◆ **What is expected**: Without the pictures, set down the records below word for word.

[start]

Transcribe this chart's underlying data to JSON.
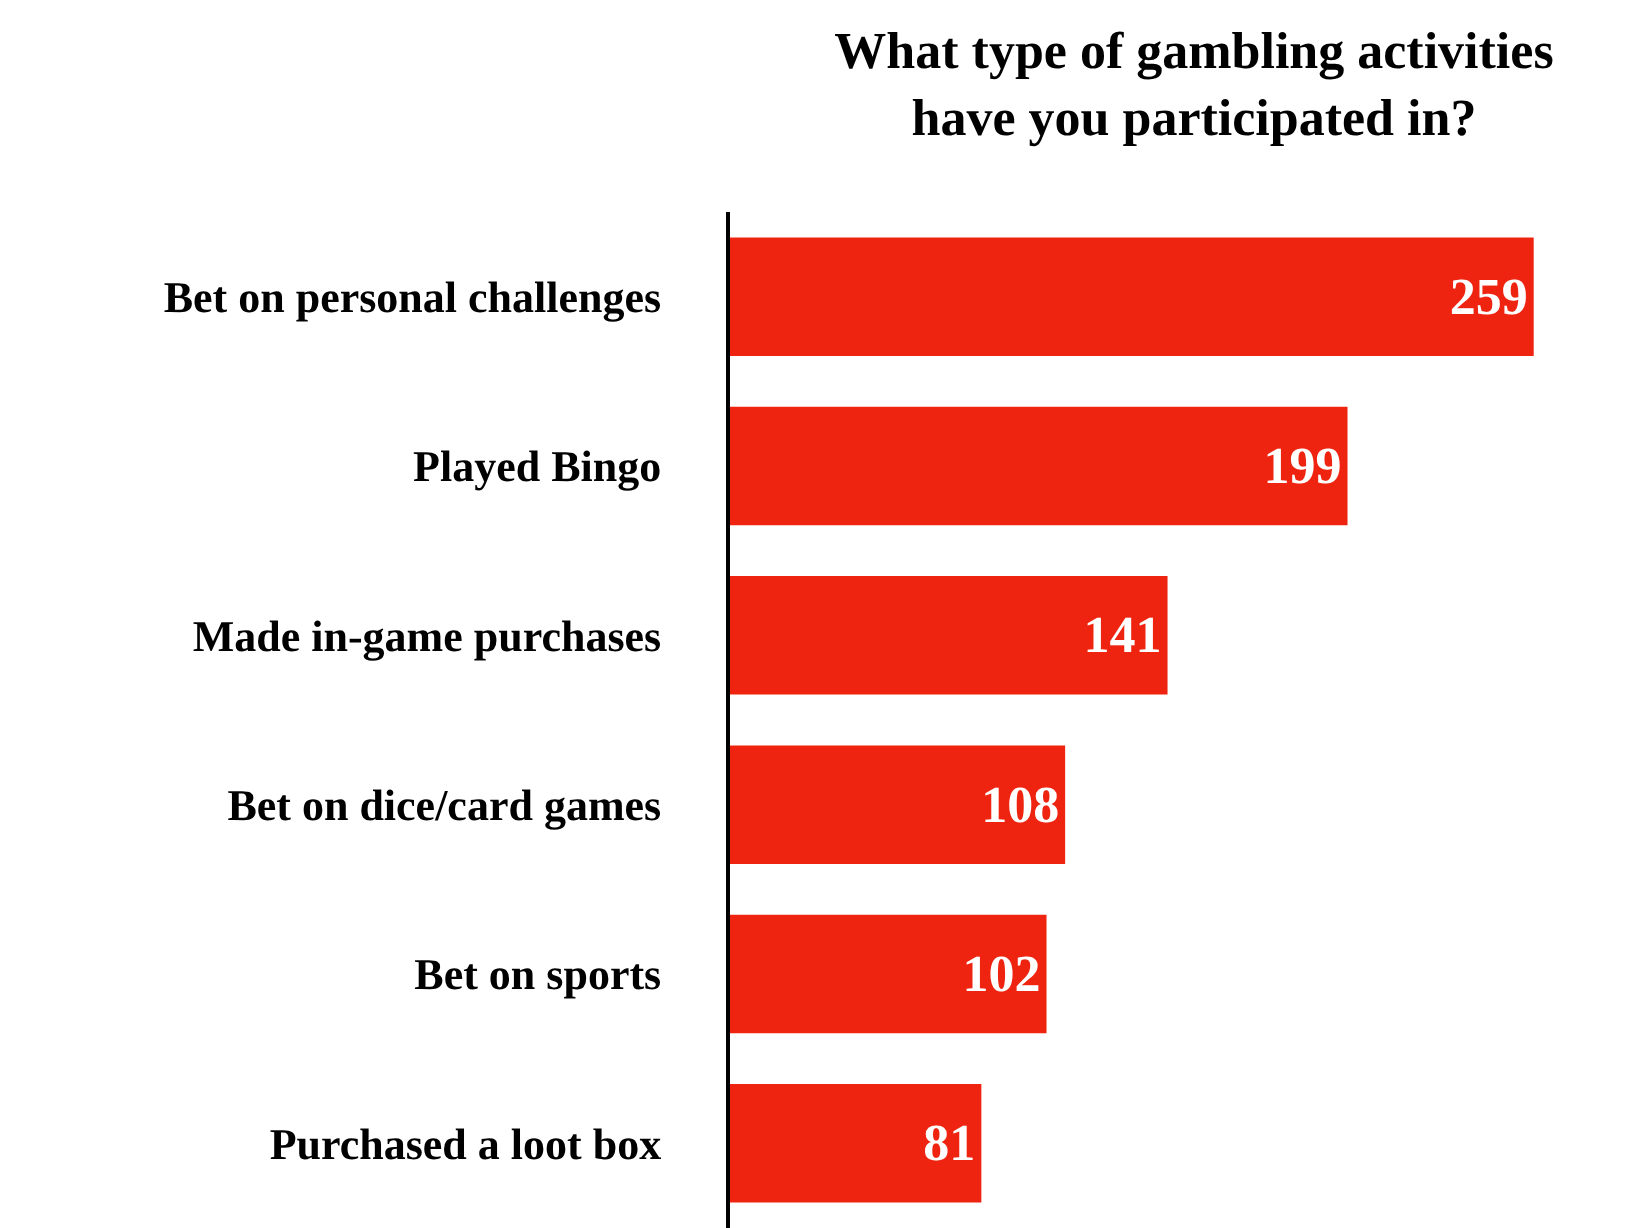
{
  "chart_data": {
    "type": "bar",
    "orientation": "horizontal",
    "title": "What type of gambling activities\nhave you participated in?",
    "categories": [
      "Bet on personal challenges",
      "Played Bingo",
      "Made in-game purchases",
      "Bet on dice/card games",
      "Bet on sports",
      "Purchased a loot box"
    ],
    "values": [
      259,
      199,
      141,
      108,
      102,
      81
    ],
    "color": "#ee2410",
    "data_labels": true
  }
}
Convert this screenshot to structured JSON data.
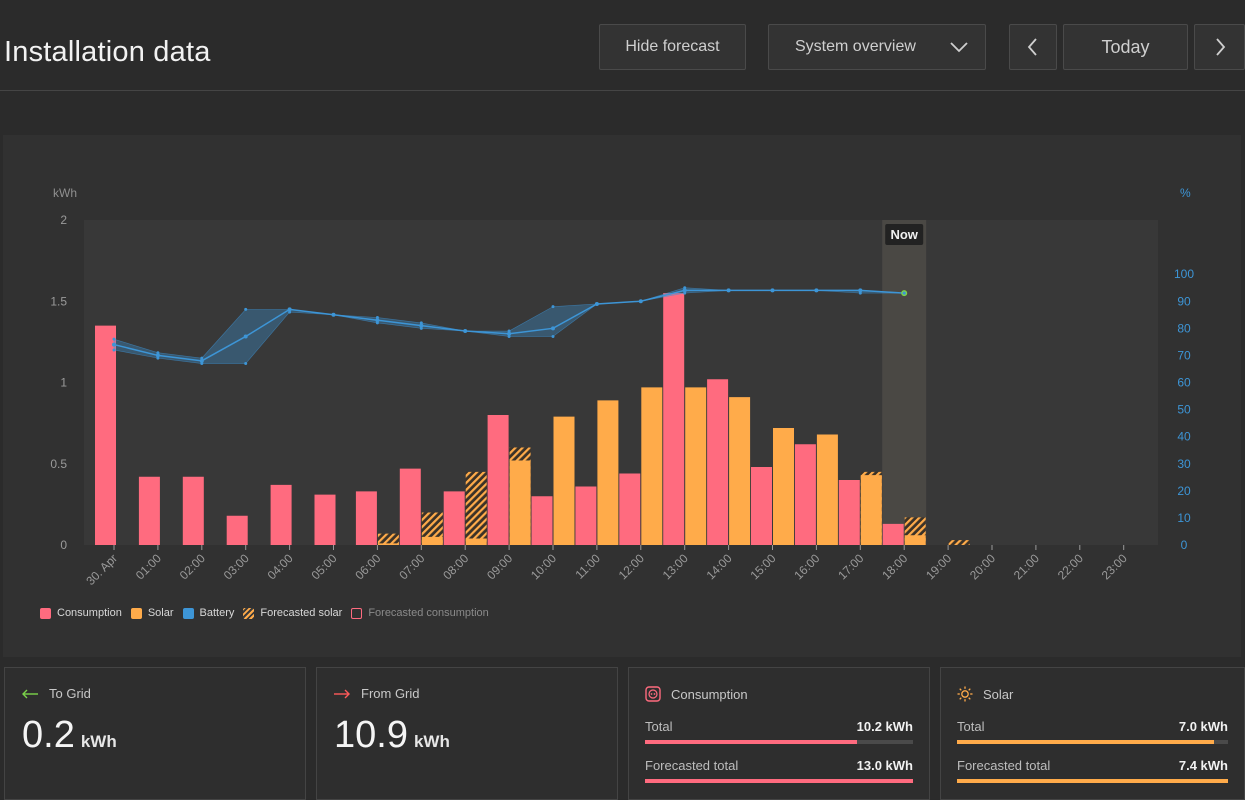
{
  "header": {
    "title": "Installation data"
  },
  "toolbar": {
    "hide_forecast": "Hide forecast",
    "overview_select": "System overview",
    "today": "Today"
  },
  "colors": {
    "consumption": "#ff6b7f",
    "solar": "#ffab4a",
    "battery": "#3d95d6",
    "now_dot": "#7bd44a"
  },
  "chart_data": {
    "type": "bar",
    "y_left_unit": "kWh",
    "y_right_unit": "%",
    "y_left_ticks": [
      "0",
      "0.5",
      "1",
      "1.5",
      "2"
    ],
    "y_left_range": [
      0,
      2
    ],
    "y_right_ticks": [
      "0",
      "10",
      "20",
      "30",
      "40",
      "50",
      "60",
      "70",
      "80",
      "90",
      "100"
    ],
    "y_right_range": [
      0,
      120
    ],
    "now_label": "Now",
    "now_index": 18,
    "categories": [
      "30. Apr",
      "01:00",
      "02:00",
      "03:00",
      "04:00",
      "05:00",
      "06:00",
      "07:00",
      "08:00",
      "09:00",
      "10:00",
      "11:00",
      "12:00",
      "13:00",
      "14:00",
      "15:00",
      "16:00",
      "17:00",
      "18:00",
      "19:00",
      "20:00",
      "21:00",
      "22:00",
      "23:00"
    ],
    "series": [
      {
        "name": "Consumption",
        "values": [
          1.35,
          0.42,
          0.42,
          0.18,
          0.37,
          0.31,
          0.33,
          0.47,
          0.33,
          0.8,
          0.3,
          0.36,
          0.44,
          1.55,
          1.02,
          0.48,
          0.62,
          0.4,
          0.13,
          null,
          null,
          null,
          null,
          null
        ]
      },
      {
        "name": "Solar",
        "values": [
          0,
          0,
          0,
          0,
          0,
          0,
          0.01,
          0.05,
          0.04,
          0.52,
          0.79,
          0.89,
          0.97,
          0.97,
          0.91,
          0.72,
          0.68,
          0.43,
          0.06,
          null,
          null,
          null,
          null,
          null
        ]
      },
      {
        "name": "Forecasted solar",
        "values": [
          0,
          0,
          0,
          0,
          0,
          0,
          0.07,
          0.2,
          0.45,
          0.6,
          0,
          0,
          0,
          0,
          0,
          0,
          0,
          0.45,
          0.17,
          0.03,
          0,
          0,
          0,
          0
        ]
      },
      {
        "name": "Battery",
        "values": [
          74,
          70,
          68,
          77,
          87,
          85,
          83,
          81,
          79,
          78,
          80,
          89,
          90,
          94,
          94,
          94,
          94,
          94,
          93,
          null,
          null,
          null,
          null,
          null
        ],
        "min": [
          72,
          69,
          67,
          67,
          86,
          85,
          82,
          80,
          79,
          77,
          77,
          89,
          90,
          93,
          94,
          94,
          94,
          93,
          93,
          null,
          null,
          null,
          null,
          null
        ],
        "max": [
          76,
          71,
          69,
          87,
          87,
          85,
          84,
          82,
          79,
          79,
          88,
          89,
          90,
          95,
          94,
          94,
          94,
          94,
          93,
          null,
          null,
          null,
          null,
          null
        ]
      }
    ],
    "legend": [
      {
        "label": "Consumption",
        "color": "#ff6b7f"
      },
      {
        "label": "Solar",
        "color": "#ffab4a"
      },
      {
        "label": "Battery",
        "color": "#3d95d6"
      },
      {
        "label": "Forecasted solar",
        "color": "#ffab4a"
      },
      {
        "label": "Forecasted consumption",
        "color": "#ff6b7f"
      }
    ]
  },
  "cards": {
    "to_grid": {
      "label": "To Grid",
      "value": "0.2",
      "unit": "kWh"
    },
    "from_grid": {
      "label": "From Grid",
      "value": "10.9",
      "unit": "kWh"
    },
    "consumption": {
      "label": "Consumption",
      "total_label": "Total",
      "total_value": "10.2 kWh",
      "total_fraction": 0.79,
      "forecast_label": "Forecasted total",
      "forecast_value": "13.0 kWh",
      "forecast_fraction": 1.0
    },
    "solar": {
      "label": "Solar",
      "total_label": "Total",
      "total_value": "7.0 kWh",
      "total_fraction": 0.95,
      "forecast_label": "Forecasted total",
      "forecast_value": "7.4 kWh",
      "forecast_fraction": 1.0
    }
  }
}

[end]

◆ **Exercise solution**:
Transcribe this chart's underlying data to JSON.
{
  "chart_data": {
    "type": "bar",
    "orientation": "horizontal",
    "title": "What type of gambling activities\nhave you participated in?",
    "categories": [
      "Bet on personal challenges",
      "Played Bingo",
      "Made in-game purchases",
      "Bet on dice/card games",
      "Bet on sports",
      "Purchased a loot box"
    ],
    "values": [
      259,
      199,
      141,
      108,
      102,
      81
    ],
    "color": "#ee2410",
    "data_labels": true
  }
}
Convert this screenshot to structured JSON data.
{
  "header": {
    "title": "Installation data"
  },
  "toolbar": {
    "hide_forecast": "Hide forecast",
    "overview_select": "System overview",
    "today": "Today"
  },
  "colors": {
    "consumption": "#ff6b7f",
    "solar": "#ffab4a",
    "battery": "#3d95d6",
    "now_dot": "#7bd44a"
  },
  "chart_data": {
    "type": "bar",
    "y_left_unit": "kWh",
    "y_right_unit": "%",
    "y_left_ticks": [
      "0",
      "0.5",
      "1",
      "1.5",
      "2"
    ],
    "y_left_range": [
      0,
      2
    ],
    "y_right_ticks": [
      "0",
      "10",
      "20",
      "30",
      "40",
      "50",
      "60",
      "70",
      "80",
      "90",
      "100"
    ],
    "y_right_range": [
      0,
      120
    ],
    "now_label": "Now",
    "now_index": 18,
    "categories": [
      "30. Apr",
      "01:00",
      "02:00",
      "03:00",
      "04:00",
      "05:00",
      "06:00",
      "07:00",
      "08:00",
      "09:00",
      "10:00",
      "11:00",
      "12:00",
      "13:00",
      "14:00",
      "15:00",
      "16:00",
      "17:00",
      "18:00",
      "19:00",
      "20:00",
      "21:00",
      "22:00",
      "23:00"
    ],
    "series": [
      {
        "name": "Consumption",
        "values": [
          1.35,
          0.42,
          0.42,
          0.18,
          0.37,
          0.31,
          0.33,
          0.47,
          0.33,
          0.8,
          0.3,
          0.36,
          0.44,
          1.55,
          1.02,
          0.48,
          0.62,
          0.4,
          0.13,
          null,
          null,
          null,
          null,
          null
        ]
      },
      {
        "name": "Solar",
        "values": [
          0,
          0,
          0,
          0,
          0,
          0,
          0.01,
          0.05,
          0.04,
          0.52,
          0.79,
          0.89,
          0.97,
          0.97,
          0.91,
          0.72,
          0.68,
          0.43,
          0.06,
          null,
          null,
          null,
          null,
          null
        ]
      },
      {
        "name": "Forecasted solar",
        "values": [
          0,
          0,
          0,
          0,
          0,
          0,
          0.07,
          0.2,
          0.45,
          0.6,
          0,
          0,
          0,
          0,
          0,
          0,
          0,
          0.45,
          0.17,
          0.03,
          0,
          0,
          0,
          0
        ]
      },
      {
        "name": "Battery",
        "values": [
          74,
          70,
          68,
          77,
          87,
          85,
          83,
          81,
          79,
          78,
          80,
          89,
          90,
          94,
          94,
          94,
          94,
          94,
          93,
          null,
          null,
          null,
          null,
          null
        ],
        "min": [
          72,
          69,
          67,
          67,
          86,
          85,
          82,
          80,
          79,
          77,
          77,
          89,
          90,
          93,
          94,
          94,
          94,
          93,
          93,
          null,
          null,
          null,
          null,
          null
        ],
        "max": [
          76,
          71,
          69,
          87,
          87,
          85,
          84,
          82,
          79,
          79,
          88,
          89,
          90,
          95,
          94,
          94,
          94,
          94,
          93,
          null,
          null,
          null,
          null,
          null
        ]
      }
    ],
    "legend": [
      {
        "label": "Consumption",
        "color": "#ff6b7f"
      },
      {
        "label": "Solar",
        "color": "#ffab4a"
      },
      {
        "label": "Battery",
        "color": "#3d95d6"
      },
      {
        "label": "Forecasted solar",
        "color": "#ffab4a"
      },
      {
        "label": "Forecasted consumption",
        "color": "#ff6b7f"
      }
    ]
  },
  "cards": {
    "to_grid": {
      "label": "To Grid",
      "value": "0.2",
      "unit": "kWh"
    },
    "from_grid": {
      "label": "From Grid",
      "value": "10.9",
      "unit": "kWh"
    },
    "consumption": {
      "label": "Consumption",
      "total_label": "Total",
      "total_value": "10.2 kWh",
      "total_fraction": 0.79,
      "forecast_label": "Forecasted total",
      "forecast_value": "13.0 kWh",
      "forecast_fraction": 1.0
    },
    "solar": {
      "label": "Solar",
      "total_label": "Total",
      "total_value": "7.0 kWh",
      "total_fraction": 0.95,
      "forecast_label": "Forecasted total",
      "forecast_value": "7.4 kWh",
      "forecast_fraction": 1.0
    }
  }
}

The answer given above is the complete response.